-- begin LISTED RECORDS --
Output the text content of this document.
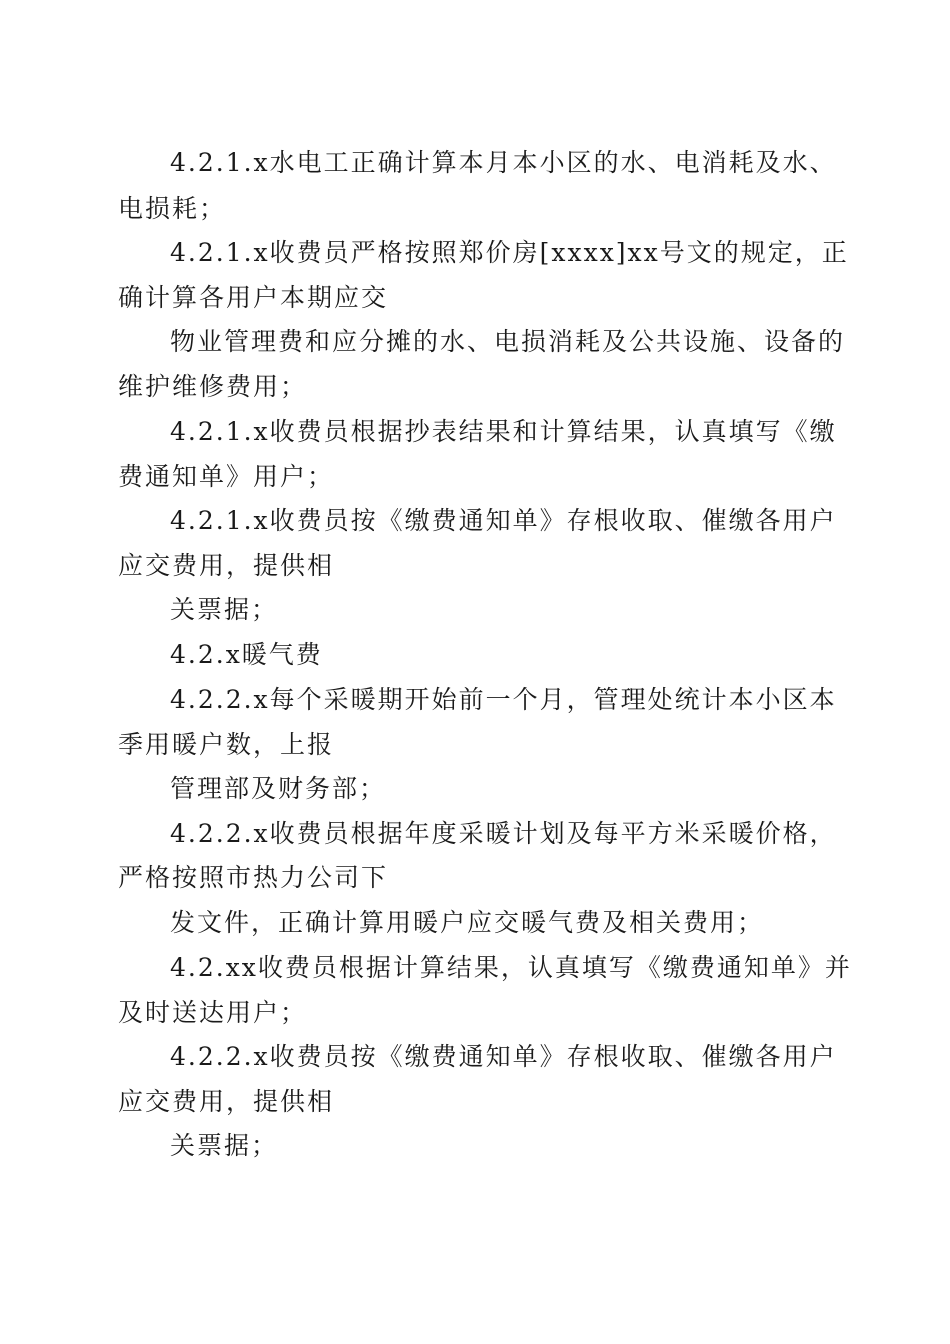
4.2.1.x水电工正确计算本月本小区的水、电消耗及水、
电损耗；
4.2.1.x收费员严格按照郑价房[xxxx]xx号文的规定，正
确计算各用户本期应交
物业管理费和应分摊的水、电损消耗及公共设施、设备的
维护维修费用；
4.2.1.x收费员根据抄表结果和计算结果，认真填写《缴
费通知单》用户；
4.2.1.x收费员按《缴费通知单》存根收取、催缴各用户
应交费用，提供相
关票据；
4.2.x暖气费
4.2.2.x每个采暖期开始前一个月，管理处统计本小区本
季用暖户数，上报
管理部及财务部；
4.2.2.x收费员根据年度采暖计划及每平方米采暖价格，
严格按照市热力公司下
发文件，正确计算用暖户应交暖气费及相关费用；
4.2.xx收费员根据计算结果，认真填写《缴费通知单》并
及时送达用户；
4.2.2.x收费员按《缴费通知单》存根收取、催缴各用户
应交费用，提供相
关票据；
-- end LISTED RECORDS --
## YOUR GOAL
Identify each line of the material where the word "缴费通知单" shows up, and copy it.

## EXERCISE RESULT
4.2.1.x收费员按《缴费通知单》存根收取、催缴各用户
4.2.xx收费员根据计算结果，认真填写《缴费通知单》并
4.2.2.x收费员按《缴费通知单》存根收取、催缴各用户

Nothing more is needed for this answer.